_DIRECTIONS FOR THIS TASK:_ Identify and pull out each line of the entries in which "Precharge" occurs.
++++++++
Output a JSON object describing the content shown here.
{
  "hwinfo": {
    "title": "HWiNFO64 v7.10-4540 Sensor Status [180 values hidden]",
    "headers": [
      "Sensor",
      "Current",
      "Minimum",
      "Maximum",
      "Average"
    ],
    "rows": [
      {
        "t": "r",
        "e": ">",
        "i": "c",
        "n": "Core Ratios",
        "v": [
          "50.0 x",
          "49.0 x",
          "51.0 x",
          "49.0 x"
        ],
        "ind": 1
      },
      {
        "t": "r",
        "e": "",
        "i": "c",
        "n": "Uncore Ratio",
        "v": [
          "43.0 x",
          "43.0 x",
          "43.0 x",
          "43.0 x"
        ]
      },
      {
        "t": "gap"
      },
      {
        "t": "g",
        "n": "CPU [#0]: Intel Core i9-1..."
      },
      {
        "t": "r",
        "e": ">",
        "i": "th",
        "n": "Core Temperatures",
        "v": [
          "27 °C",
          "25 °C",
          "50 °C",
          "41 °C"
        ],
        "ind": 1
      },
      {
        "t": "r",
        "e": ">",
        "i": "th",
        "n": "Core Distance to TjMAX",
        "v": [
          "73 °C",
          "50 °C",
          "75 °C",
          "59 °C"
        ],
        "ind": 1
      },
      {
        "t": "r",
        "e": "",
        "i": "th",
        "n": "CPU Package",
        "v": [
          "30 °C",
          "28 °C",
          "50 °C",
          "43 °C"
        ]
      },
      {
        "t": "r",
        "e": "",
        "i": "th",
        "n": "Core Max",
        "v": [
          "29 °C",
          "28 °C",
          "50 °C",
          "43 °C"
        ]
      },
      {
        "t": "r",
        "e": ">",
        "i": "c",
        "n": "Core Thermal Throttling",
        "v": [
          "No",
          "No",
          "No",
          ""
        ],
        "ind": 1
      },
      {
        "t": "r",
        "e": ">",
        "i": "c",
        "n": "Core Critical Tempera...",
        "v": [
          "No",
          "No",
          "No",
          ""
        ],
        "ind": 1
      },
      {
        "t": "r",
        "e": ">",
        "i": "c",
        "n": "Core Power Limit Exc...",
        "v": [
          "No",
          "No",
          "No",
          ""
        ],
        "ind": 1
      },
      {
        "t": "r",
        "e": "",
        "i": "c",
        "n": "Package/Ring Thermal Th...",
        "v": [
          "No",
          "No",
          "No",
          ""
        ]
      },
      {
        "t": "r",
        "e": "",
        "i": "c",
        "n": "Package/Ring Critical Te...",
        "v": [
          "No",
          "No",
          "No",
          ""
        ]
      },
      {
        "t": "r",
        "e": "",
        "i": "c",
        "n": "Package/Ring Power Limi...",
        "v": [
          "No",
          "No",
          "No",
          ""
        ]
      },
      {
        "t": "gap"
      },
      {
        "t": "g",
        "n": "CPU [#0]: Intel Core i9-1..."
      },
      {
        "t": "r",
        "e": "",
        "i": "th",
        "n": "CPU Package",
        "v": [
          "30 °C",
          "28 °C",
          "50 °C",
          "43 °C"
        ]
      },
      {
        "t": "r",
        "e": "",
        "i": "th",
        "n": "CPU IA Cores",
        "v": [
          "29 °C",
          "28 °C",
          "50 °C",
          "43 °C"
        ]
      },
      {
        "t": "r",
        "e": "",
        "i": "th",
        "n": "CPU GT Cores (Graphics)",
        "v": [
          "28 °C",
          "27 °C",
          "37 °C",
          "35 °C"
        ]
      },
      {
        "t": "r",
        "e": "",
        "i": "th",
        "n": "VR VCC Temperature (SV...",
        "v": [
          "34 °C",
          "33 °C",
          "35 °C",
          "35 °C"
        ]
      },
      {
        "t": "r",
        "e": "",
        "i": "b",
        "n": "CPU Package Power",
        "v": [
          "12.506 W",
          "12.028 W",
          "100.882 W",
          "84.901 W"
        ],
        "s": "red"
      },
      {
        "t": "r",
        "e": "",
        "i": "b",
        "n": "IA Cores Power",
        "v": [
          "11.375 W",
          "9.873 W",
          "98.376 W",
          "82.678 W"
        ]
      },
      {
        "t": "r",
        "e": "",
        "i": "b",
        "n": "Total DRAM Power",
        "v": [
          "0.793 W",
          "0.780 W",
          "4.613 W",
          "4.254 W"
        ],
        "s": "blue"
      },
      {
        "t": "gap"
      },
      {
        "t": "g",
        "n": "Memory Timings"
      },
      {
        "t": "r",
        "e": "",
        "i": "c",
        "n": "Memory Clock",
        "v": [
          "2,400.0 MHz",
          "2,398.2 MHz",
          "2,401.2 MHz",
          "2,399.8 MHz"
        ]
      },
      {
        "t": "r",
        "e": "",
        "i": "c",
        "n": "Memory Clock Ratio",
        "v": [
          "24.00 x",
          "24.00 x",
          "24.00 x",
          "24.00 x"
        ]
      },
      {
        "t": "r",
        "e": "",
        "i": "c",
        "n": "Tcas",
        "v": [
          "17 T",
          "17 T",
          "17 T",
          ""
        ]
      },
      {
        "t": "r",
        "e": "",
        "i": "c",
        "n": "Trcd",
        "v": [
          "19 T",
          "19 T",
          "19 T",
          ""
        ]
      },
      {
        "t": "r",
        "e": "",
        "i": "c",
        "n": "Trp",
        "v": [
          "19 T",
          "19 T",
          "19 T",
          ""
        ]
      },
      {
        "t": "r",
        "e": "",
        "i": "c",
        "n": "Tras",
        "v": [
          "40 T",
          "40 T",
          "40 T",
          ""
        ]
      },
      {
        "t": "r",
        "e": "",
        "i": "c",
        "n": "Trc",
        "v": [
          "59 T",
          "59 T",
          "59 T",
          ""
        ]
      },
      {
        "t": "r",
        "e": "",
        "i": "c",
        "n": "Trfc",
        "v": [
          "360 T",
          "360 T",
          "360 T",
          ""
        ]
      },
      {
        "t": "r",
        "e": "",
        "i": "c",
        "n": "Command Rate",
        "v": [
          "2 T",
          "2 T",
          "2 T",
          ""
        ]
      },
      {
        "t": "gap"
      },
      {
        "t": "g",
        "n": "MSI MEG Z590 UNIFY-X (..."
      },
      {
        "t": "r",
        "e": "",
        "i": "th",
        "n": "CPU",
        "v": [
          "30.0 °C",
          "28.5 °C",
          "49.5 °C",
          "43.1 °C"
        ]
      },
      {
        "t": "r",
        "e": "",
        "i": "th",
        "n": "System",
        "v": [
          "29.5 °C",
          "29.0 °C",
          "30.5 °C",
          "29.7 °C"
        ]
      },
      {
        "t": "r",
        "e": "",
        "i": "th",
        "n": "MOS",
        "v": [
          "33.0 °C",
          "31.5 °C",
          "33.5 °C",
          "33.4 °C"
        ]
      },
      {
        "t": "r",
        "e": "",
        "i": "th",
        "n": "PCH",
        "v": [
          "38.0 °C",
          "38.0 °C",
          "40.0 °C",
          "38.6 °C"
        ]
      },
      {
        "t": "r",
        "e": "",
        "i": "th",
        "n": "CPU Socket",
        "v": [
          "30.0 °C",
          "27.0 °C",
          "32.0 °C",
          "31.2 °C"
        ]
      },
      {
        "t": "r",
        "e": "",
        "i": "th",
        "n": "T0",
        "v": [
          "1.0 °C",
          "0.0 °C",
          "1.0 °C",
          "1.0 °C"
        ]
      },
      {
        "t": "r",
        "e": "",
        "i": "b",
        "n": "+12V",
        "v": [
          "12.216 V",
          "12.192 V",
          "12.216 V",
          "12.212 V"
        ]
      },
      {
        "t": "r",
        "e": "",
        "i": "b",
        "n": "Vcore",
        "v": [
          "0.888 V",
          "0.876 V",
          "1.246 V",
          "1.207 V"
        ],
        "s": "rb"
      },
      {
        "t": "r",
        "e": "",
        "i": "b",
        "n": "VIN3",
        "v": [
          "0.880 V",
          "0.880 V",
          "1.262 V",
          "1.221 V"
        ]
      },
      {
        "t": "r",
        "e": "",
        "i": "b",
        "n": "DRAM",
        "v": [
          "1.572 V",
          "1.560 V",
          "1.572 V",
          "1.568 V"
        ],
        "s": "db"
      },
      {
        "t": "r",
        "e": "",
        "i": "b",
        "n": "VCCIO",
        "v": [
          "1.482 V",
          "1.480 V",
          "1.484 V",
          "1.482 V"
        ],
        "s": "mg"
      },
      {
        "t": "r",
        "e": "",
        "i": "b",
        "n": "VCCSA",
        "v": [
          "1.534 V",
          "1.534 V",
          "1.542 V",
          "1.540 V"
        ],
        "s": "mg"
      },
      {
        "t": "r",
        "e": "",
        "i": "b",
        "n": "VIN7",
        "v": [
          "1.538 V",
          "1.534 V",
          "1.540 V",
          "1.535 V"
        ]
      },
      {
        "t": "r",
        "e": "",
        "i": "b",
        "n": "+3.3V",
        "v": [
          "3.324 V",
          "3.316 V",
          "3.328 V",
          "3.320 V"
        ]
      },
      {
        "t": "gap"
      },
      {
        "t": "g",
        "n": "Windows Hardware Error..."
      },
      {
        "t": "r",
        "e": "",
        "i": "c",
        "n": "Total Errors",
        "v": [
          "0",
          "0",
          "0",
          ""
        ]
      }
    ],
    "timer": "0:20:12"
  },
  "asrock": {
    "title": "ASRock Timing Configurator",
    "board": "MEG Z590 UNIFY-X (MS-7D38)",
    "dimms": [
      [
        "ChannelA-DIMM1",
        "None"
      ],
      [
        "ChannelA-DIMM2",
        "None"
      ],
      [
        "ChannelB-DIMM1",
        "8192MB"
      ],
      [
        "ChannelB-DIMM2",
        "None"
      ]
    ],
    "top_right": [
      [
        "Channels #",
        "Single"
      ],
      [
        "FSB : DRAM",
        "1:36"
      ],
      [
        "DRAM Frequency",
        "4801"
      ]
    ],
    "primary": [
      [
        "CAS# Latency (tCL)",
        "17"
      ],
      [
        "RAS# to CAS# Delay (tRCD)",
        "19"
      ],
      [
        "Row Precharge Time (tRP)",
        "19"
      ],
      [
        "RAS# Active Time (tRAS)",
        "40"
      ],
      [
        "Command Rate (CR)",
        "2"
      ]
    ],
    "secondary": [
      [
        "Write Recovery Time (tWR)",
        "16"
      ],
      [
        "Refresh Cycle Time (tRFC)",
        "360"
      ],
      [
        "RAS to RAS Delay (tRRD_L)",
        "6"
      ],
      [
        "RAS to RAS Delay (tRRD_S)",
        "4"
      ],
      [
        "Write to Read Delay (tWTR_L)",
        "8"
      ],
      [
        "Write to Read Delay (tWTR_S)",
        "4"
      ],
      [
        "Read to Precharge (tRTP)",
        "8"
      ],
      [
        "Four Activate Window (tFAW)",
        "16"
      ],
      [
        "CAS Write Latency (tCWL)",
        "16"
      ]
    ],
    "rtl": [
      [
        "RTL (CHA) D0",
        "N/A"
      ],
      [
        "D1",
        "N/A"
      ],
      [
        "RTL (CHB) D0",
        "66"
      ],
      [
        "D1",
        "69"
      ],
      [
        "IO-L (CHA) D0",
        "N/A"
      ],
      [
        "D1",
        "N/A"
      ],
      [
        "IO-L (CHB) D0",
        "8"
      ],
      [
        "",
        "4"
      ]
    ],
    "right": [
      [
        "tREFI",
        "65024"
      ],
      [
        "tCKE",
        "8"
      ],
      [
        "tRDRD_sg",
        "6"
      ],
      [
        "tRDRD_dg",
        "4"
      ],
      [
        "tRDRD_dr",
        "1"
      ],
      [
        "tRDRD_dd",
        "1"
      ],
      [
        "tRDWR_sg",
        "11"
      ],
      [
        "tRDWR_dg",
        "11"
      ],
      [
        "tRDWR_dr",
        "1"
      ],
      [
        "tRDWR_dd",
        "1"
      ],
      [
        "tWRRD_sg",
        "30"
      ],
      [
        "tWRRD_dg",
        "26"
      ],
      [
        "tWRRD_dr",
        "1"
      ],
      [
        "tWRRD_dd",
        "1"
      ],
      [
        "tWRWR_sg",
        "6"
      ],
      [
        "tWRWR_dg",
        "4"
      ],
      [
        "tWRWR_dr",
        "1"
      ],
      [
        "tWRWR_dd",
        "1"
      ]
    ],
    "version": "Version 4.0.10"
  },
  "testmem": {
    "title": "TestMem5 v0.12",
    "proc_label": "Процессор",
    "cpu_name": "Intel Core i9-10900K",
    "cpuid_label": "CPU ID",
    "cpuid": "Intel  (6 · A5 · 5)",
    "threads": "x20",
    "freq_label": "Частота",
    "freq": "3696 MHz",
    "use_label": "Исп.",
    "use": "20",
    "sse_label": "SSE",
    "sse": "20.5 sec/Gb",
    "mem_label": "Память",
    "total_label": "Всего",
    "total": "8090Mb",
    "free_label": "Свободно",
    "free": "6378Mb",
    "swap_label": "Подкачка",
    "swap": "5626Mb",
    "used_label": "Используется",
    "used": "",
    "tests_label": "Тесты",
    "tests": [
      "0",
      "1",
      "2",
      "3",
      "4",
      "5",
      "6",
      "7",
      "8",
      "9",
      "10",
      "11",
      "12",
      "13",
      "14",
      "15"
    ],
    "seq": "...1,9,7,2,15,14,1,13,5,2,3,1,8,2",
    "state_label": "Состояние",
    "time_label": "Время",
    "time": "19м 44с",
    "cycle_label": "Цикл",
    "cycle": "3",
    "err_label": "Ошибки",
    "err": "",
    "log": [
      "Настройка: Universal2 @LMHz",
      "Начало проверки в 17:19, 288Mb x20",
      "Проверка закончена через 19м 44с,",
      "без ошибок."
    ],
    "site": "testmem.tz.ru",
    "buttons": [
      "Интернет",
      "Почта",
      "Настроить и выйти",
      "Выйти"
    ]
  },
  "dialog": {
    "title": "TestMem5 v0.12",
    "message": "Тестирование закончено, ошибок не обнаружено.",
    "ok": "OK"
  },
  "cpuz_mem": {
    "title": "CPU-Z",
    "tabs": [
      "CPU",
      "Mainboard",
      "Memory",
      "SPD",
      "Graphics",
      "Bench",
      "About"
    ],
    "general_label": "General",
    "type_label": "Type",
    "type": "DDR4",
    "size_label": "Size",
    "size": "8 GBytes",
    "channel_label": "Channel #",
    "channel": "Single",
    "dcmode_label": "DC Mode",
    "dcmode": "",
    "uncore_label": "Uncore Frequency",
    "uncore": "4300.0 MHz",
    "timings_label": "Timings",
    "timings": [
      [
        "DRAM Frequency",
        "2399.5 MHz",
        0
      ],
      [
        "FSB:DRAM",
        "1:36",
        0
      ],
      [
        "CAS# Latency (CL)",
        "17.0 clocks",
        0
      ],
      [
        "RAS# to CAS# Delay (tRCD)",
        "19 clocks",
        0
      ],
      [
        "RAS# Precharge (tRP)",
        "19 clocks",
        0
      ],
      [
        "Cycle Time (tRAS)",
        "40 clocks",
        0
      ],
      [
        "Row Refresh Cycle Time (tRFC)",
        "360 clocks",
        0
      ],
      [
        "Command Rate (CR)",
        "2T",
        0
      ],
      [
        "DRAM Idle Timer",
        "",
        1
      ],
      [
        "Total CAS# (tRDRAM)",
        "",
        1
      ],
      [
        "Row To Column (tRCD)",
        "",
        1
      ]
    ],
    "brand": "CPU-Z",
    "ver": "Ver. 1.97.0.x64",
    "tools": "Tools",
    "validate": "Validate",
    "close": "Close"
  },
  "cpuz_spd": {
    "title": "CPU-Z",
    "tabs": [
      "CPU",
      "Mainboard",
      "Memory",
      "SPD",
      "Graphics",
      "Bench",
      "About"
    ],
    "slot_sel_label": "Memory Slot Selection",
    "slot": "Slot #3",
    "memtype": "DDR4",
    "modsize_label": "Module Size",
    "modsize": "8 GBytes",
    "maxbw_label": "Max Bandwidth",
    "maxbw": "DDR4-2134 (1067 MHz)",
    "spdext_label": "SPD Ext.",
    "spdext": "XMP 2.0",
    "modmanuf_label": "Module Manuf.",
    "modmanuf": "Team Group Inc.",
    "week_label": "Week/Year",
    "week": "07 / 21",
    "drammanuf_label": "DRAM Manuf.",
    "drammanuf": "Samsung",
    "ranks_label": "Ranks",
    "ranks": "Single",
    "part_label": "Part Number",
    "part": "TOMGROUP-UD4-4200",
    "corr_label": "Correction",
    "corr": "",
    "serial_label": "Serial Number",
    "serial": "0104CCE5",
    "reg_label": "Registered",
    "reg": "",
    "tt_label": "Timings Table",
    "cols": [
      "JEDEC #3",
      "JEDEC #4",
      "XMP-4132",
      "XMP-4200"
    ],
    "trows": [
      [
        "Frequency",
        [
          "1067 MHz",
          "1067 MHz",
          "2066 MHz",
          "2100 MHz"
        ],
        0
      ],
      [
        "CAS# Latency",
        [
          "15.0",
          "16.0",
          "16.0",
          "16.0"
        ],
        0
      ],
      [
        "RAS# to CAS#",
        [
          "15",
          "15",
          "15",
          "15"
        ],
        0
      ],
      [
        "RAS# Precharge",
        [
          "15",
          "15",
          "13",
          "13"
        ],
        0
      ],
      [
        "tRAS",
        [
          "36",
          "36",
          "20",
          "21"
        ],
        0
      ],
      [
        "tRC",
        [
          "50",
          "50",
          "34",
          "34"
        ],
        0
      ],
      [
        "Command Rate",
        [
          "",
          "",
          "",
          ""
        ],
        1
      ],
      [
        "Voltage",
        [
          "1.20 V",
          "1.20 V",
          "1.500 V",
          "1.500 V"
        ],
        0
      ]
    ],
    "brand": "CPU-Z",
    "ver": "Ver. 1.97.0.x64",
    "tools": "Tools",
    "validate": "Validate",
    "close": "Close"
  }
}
++++++++
_ANSWER:_
        "Row Precharge Time (tRP)",
        "Read to Precharge (tRTP)",
        "RAS# Precharge (tRP)",
        "RAS# Precharge",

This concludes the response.